— Start Listing —

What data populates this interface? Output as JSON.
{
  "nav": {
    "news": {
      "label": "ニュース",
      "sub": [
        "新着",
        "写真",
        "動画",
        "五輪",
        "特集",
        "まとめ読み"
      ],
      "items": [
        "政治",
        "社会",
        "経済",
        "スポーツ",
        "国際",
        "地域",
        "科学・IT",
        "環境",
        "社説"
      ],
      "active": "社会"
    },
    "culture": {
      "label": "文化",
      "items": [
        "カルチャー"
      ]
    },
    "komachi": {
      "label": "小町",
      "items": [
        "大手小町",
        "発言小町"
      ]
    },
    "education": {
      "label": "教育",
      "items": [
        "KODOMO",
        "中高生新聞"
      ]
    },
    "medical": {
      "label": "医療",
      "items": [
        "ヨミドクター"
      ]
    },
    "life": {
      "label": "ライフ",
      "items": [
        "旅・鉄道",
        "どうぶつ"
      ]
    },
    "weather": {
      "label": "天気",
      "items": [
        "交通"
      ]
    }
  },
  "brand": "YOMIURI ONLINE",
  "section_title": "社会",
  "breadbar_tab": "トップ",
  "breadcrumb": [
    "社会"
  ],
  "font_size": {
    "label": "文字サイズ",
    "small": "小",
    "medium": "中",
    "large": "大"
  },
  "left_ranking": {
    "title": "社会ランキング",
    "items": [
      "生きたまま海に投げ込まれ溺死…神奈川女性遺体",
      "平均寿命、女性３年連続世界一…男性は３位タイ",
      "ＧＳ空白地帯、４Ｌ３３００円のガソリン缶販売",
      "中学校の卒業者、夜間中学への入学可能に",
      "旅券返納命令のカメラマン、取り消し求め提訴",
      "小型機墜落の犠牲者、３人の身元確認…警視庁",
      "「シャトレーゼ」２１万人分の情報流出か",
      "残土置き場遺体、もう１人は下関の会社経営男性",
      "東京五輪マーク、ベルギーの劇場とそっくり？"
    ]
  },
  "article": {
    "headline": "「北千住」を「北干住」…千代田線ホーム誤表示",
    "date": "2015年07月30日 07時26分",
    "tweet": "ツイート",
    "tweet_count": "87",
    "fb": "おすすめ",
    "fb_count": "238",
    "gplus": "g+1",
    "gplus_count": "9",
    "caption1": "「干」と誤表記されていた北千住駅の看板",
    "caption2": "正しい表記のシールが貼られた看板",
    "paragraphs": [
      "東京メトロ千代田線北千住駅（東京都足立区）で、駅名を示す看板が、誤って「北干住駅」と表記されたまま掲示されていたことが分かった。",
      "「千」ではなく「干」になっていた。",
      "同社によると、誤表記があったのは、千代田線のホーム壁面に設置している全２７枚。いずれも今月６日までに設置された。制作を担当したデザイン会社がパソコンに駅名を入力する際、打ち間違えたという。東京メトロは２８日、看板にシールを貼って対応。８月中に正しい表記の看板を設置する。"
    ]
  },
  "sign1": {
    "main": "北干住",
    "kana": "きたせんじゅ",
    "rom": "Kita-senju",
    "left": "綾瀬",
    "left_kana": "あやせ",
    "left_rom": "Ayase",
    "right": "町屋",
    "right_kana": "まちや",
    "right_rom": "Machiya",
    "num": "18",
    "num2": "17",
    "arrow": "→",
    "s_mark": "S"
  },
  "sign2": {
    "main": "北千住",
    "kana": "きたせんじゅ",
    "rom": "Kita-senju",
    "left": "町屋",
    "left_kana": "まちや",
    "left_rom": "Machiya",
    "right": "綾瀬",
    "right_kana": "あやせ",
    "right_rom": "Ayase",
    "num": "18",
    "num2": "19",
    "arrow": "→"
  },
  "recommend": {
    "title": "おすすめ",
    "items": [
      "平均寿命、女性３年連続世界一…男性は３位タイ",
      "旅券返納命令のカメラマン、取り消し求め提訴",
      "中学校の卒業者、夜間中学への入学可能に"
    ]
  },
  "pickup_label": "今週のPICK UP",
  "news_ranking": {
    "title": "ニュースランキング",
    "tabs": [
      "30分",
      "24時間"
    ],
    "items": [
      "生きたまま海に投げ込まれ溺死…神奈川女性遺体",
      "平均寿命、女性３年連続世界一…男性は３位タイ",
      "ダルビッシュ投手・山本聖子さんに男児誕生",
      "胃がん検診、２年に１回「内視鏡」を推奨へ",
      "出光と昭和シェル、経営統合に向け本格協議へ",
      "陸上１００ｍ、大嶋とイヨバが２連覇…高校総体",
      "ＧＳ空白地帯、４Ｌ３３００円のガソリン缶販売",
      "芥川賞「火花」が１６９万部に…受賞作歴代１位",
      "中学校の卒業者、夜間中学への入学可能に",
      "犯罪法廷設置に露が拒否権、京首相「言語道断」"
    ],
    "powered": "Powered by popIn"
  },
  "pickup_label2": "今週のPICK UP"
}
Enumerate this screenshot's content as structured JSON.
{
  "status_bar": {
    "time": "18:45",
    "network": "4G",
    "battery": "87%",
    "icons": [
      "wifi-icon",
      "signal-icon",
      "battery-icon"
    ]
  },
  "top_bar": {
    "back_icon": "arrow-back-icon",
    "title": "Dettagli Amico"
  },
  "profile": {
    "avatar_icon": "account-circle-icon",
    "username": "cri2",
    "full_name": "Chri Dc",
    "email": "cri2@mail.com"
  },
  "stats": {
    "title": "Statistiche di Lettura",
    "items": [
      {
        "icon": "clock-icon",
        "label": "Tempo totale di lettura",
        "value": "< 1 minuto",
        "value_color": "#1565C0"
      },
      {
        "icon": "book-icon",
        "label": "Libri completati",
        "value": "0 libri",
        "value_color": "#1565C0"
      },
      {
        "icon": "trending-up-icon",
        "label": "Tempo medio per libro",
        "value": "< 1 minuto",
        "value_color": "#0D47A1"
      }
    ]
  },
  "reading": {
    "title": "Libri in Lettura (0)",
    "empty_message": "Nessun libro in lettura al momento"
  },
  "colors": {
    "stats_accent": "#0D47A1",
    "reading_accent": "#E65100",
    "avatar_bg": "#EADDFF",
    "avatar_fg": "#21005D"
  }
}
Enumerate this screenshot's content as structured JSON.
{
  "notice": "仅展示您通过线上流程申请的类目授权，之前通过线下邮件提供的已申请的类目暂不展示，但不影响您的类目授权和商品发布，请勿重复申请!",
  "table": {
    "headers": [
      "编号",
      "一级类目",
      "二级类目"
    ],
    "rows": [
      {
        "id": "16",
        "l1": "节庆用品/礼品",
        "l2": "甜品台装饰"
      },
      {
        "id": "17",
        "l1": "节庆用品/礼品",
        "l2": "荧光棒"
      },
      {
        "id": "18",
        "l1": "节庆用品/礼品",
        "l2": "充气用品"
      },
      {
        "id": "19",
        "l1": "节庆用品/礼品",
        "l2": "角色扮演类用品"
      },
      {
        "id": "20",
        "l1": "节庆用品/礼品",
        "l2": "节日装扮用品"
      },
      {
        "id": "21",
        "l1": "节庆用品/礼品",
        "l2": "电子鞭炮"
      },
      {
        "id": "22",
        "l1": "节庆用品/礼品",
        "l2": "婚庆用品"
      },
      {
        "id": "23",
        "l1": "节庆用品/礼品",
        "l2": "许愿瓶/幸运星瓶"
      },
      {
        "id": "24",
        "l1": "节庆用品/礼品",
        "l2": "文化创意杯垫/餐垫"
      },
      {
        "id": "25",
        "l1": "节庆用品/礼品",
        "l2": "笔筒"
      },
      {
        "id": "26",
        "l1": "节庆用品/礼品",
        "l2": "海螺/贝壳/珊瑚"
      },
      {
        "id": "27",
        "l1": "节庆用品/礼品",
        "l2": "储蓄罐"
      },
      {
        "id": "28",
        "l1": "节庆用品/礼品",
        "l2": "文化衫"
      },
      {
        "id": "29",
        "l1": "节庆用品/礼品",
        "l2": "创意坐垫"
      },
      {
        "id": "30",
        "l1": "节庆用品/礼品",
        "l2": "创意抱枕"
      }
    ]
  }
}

— End Listing —

Given request — Check each line above for the word "libro" and copy the ones that have it.

In response —
        "label": "Tempo medio per libro",
    "empty_message": "Nessun libro in lettura al momento"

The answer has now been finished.